- _What you should do_:
Reproduce the records below in full and exactly, without their images.

## Start Exercise inputs

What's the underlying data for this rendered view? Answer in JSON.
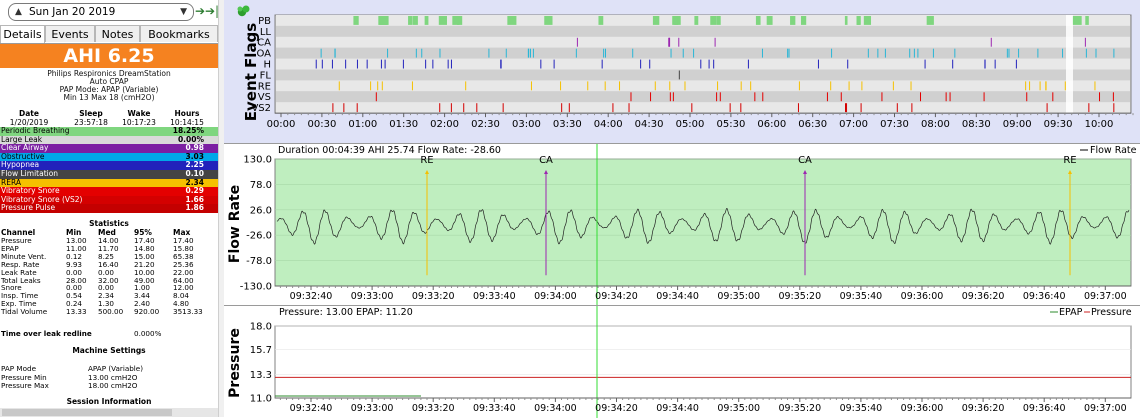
{
  "nav": {
    "date": "Sun Jan 20 2019",
    "back_icon": "arrow-left-icon",
    "fwd_icon": "arrow-right-icon"
  },
  "tabs": [
    "Details",
    "Events",
    "Notes",
    "Bookmarks"
  ],
  "summary": {
    "ahi": "AHI 6.25",
    "machine": "Philips Respironics DreamStation",
    "model": "Auto CPAP",
    "mode": "PAP Mode: APAP (Variable)",
    "pressure": "Min 13 Max 18 (cmH2O)"
  },
  "session_header": {
    "date_h": "Date",
    "sleep_h": "Sleep",
    "wake_h": "Wake",
    "hours_h": "Hours",
    "date": "1/20/2019",
    "sleep": "23:57:18",
    "wake": "10:17:23",
    "hours": "10:14:15"
  },
  "events": [
    {
      "name": "Periodic Breathing",
      "value": "18.25%",
      "bg": "#7fd67f",
      "fg": "#000000"
    },
    {
      "name": "Large Leak",
      "value": "0.00%",
      "bg": "#d9d9d9",
      "fg": "#000000"
    },
    {
      "name": "Clear Airway",
      "value": "0.98",
      "bg": "#7b1fa2",
      "fg": "#ffffff"
    },
    {
      "name": "Obstructive",
      "value": "3.03",
      "bg": "#00a8e8",
      "fg": "#000000"
    },
    {
      "name": "Hypopnea",
      "value": "2.25",
      "bg": "#2222bb",
      "fg": "#ffffff"
    },
    {
      "name": "Flow Limitation",
      "value": "0.10",
      "bg": "#444444",
      "fg": "#ffffff"
    },
    {
      "name": "RERA",
      "value": "2.34",
      "bg": "#f5c000",
      "fg": "#000000"
    },
    {
      "name": "Vibratory Snore",
      "value": "0.29",
      "bg": "#e40000",
      "fg": "#ffffff"
    },
    {
      "name": "Vibratory Snore (VS2)",
      "value": "1.66",
      "bg": "#d40000",
      "fg": "#ffffff"
    },
    {
      "name": "Pressure Pulse",
      "value": "1.86",
      "bg": "#c40000",
      "fg": "#ffffff"
    }
  ],
  "statistics": {
    "title": "Statistics",
    "headers": [
      "Channel",
      "Min",
      "Med",
      "95%",
      "Max"
    ],
    "rows": [
      [
        "Pressure",
        "13.00",
        "14.00",
        "17.40",
        "17.40"
      ],
      [
        "EPAP",
        "11.00",
        "11.70",
        "14.80",
        "15.80"
      ],
      [
        "Minute Vent.",
        "0.12",
        "8.25",
        "15.00",
        "65.38"
      ],
      [
        "Resp. Rate",
        "9.93",
        "16.40",
        "21.20",
        "25.36"
      ],
      [
        "Leak Rate",
        "0.00",
        "0.00",
        "10.00",
        "22.00"
      ],
      [
        "Total Leaks",
        "28.00",
        "32.00",
        "49.00",
        "64.00"
      ],
      [
        "Snore",
        "0.00",
        "0.00",
        "1.00",
        "12.00"
      ],
      [
        "Insp. Time",
        "0.54",
        "2.34",
        "3.44",
        "8.04"
      ],
      [
        "Exp. Time",
        "0.24",
        "1.30",
        "2.40",
        "4.80"
      ],
      [
        "Tidal Volume",
        "13.33",
        "500.00",
        "920.00",
        "3513.33"
      ]
    ]
  },
  "leak": {
    "label": "Time over leak redline",
    "value": "0.000%"
  },
  "machine_settings": {
    "title": "Machine Settings",
    "rows": [
      [
        "PAP Mode",
        "APAP (Variable)"
      ],
      [
        "Pressure Min",
        "13.00 cmH2O"
      ],
      [
        "Pressure Max",
        "18.00 cmH2O"
      ]
    ]
  },
  "session_info": {
    "title": "Session Information"
  },
  "event_flags": {
    "ylabel": "Event Flags",
    "pin_icon": "pin-icon",
    "channels": [
      "PB",
      "LL",
      "CA",
      "OA",
      "H",
      "FL",
      "RE",
      "VS",
      "VS2"
    ],
    "time_ticks": [
      "00:00",
      "00:30",
      "01:00",
      "01:30",
      "02:00",
      "02:30",
      "03:00",
      "03:30",
      "04:00",
      "04:30",
      "05:00",
      "05:30",
      "06:00",
      "06:30",
      "07:00",
      "07:30",
      "08:00",
      "08:30",
      "09:00",
      "09:30",
      "10:00"
    ],
    "colors": {
      "PB": "#7fd67f",
      "CA": "#9c27b0",
      "OA": "#29b6d6",
      "H": "#2222bb",
      "FL": "#444444",
      "RE": "#f5c000",
      "VS": "#e40000",
      "VS2": "#d40000"
    }
  },
  "flow": {
    "ylabel": "Flow Rate",
    "title": "Duration 00:04:39 AHI 25.74 Flow Rate: -28.60",
    "legend": "Flow Rate",
    "y_ticks": [
      "130.0",
      "78.0",
      "26.0",
      "-26.0",
      "-78.0",
      "-130.0"
    ],
    "events": [
      {
        "label": "RE",
        "color": "#f5c000"
      },
      {
        "label": "CA",
        "color": "#9c27b0"
      },
      {
        "label": "CA",
        "color": "#9c27b0"
      },
      {
        "label": "RE",
        "color": "#f5c000"
      }
    ]
  },
  "pressure": {
    "ylabel": "Pressure",
    "title": "Pressure: 13.00 EPAP: 11.20",
    "legend_epap": "EPAP",
    "legend_pressure": "Pressure",
    "y_ticks": [
      "18.0",
      "15.7",
      "13.3",
      "11.0"
    ]
  },
  "time_ticks_zoom": [
    "09:32:40",
    "09:33:00",
    "09:33:20",
    "09:33:40",
    "09:34:00",
    "09:34:20",
    "09:34:40",
    "09:35:00",
    "09:35:20",
    "09:35:40",
    "09:36:00",
    "09:36:20",
    "09:36:40",
    "09:37:00"
  ]
}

## End Exercise inputs

- _Task solution_:
What's the underlying data for this rendered view? Answer in JSON.
{
  "nav": {
    "date": "Sun Jan 20 2019",
    "back_icon": "arrow-left-icon",
    "fwd_icon": "arrow-right-icon"
  },
  "tabs": [
    "Details",
    "Events",
    "Notes",
    "Bookmarks"
  ],
  "summary": {
    "ahi": "AHI 6.25",
    "machine": "Philips Respironics DreamStation",
    "model": "Auto CPAP",
    "mode": "PAP Mode: APAP (Variable)",
    "pressure": "Min 13 Max 18 (cmH2O)"
  },
  "session_header": {
    "date_h": "Date",
    "sleep_h": "Sleep",
    "wake_h": "Wake",
    "hours_h": "Hours",
    "date": "1/20/2019",
    "sleep": "23:57:18",
    "wake": "10:17:23",
    "hours": "10:14:15"
  },
  "events": [
    {
      "name": "Periodic Breathing",
      "value": "18.25%",
      "bg": "#7fd67f",
      "fg": "#000000"
    },
    {
      "name": "Large Leak",
      "value": "0.00%",
      "bg": "#d9d9d9",
      "fg": "#000000"
    },
    {
      "name": "Clear Airway",
      "value": "0.98",
      "bg": "#7b1fa2",
      "fg": "#ffffff"
    },
    {
      "name": "Obstructive",
      "value": "3.03",
      "bg": "#00a8e8",
      "fg": "#000000"
    },
    {
      "name": "Hypopnea",
      "value": "2.25",
      "bg": "#2222bb",
      "fg": "#ffffff"
    },
    {
      "name": "Flow Limitation",
      "value": "0.10",
      "bg": "#444444",
      "fg": "#ffffff"
    },
    {
      "name": "RERA",
      "value": "2.34",
      "bg": "#f5c000",
      "fg": "#000000"
    },
    {
      "name": "Vibratory Snore",
      "value": "0.29",
      "bg": "#e40000",
      "fg": "#ffffff"
    },
    {
      "name": "Vibratory Snore (VS2)",
      "value": "1.66",
      "bg": "#d40000",
      "fg": "#ffffff"
    },
    {
      "name": "Pressure Pulse",
      "value": "1.86",
      "bg": "#c40000",
      "fg": "#ffffff"
    }
  ],
  "statistics": {
    "title": "Statistics",
    "headers": [
      "Channel",
      "Min",
      "Med",
      "95%",
      "Max"
    ],
    "rows": [
      [
        "Pressure",
        "13.00",
        "14.00",
        "17.40",
        "17.40"
      ],
      [
        "EPAP",
        "11.00",
        "11.70",
        "14.80",
        "15.80"
      ],
      [
        "Minute Vent.",
        "0.12",
        "8.25",
        "15.00",
        "65.38"
      ],
      [
        "Resp. Rate",
        "9.93",
        "16.40",
        "21.20",
        "25.36"
      ],
      [
        "Leak Rate",
        "0.00",
        "0.00",
        "10.00",
        "22.00"
      ],
      [
        "Total Leaks",
        "28.00",
        "32.00",
        "49.00",
        "64.00"
      ],
      [
        "Snore",
        "0.00",
        "0.00",
        "1.00",
        "12.00"
      ],
      [
        "Insp. Time",
        "0.54",
        "2.34",
        "3.44",
        "8.04"
      ],
      [
        "Exp. Time",
        "0.24",
        "1.30",
        "2.40",
        "4.80"
      ],
      [
        "Tidal Volume",
        "13.33",
        "500.00",
        "920.00",
        "3513.33"
      ]
    ]
  },
  "leak": {
    "label": "Time over leak redline",
    "value": "0.000%"
  },
  "machine_settings": {
    "title": "Machine Settings",
    "rows": [
      [
        "PAP Mode",
        "APAP (Variable)"
      ],
      [
        "Pressure Min",
        "13.00 cmH2O"
      ],
      [
        "Pressure Max",
        "18.00 cmH2O"
      ]
    ]
  },
  "session_info": {
    "title": "Session Information"
  },
  "event_flags": {
    "ylabel": "Event Flags",
    "pin_icon": "pin-icon",
    "channels": [
      "PB",
      "LL",
      "CA",
      "OA",
      "H",
      "FL",
      "RE",
      "VS",
      "VS2"
    ],
    "time_ticks": [
      "00:00",
      "00:30",
      "01:00",
      "01:30",
      "02:00",
      "02:30",
      "03:00",
      "03:30",
      "04:00",
      "04:30",
      "05:00",
      "05:30",
      "06:00",
      "06:30",
      "07:00",
      "07:30",
      "08:00",
      "08:30",
      "09:00",
      "09:30",
      "10:00"
    ],
    "colors": {
      "PB": "#7fd67f",
      "CA": "#9c27b0",
      "OA": "#29b6d6",
      "H": "#2222bb",
      "FL": "#444444",
      "RE": "#f5c000",
      "VS": "#e40000",
      "VS2": "#d40000"
    }
  },
  "flow": {
    "ylabel": "Flow Rate",
    "title": "Duration 00:04:39 AHI 25.74 Flow Rate: -28.60",
    "legend": "Flow Rate",
    "y_ticks": [
      "130.0",
      "78.0",
      "26.0",
      "-26.0",
      "-78.0",
      "-130.0"
    ],
    "events": [
      {
        "label": "RE",
        "color": "#f5c000"
      },
      {
        "label": "CA",
        "color": "#9c27b0"
      },
      {
        "label": "CA",
        "color": "#9c27b0"
      },
      {
        "label": "RE",
        "color": "#f5c000"
      }
    ]
  },
  "pressure": {
    "ylabel": "Pressure",
    "title": "Pressure: 13.00 EPAP: 11.20",
    "legend_epap": "EPAP",
    "legend_pressure": "Pressure",
    "y_ticks": [
      "18.0",
      "15.7",
      "13.3",
      "11.0"
    ]
  },
  "time_ticks_zoom": [
    "09:32:40",
    "09:33:00",
    "09:33:20",
    "09:33:40",
    "09:34:00",
    "09:34:20",
    "09:34:40",
    "09:35:00",
    "09:35:20",
    "09:35:40",
    "09:36:00",
    "09:36:20",
    "09:36:40",
    "09:37:00"
  ]
}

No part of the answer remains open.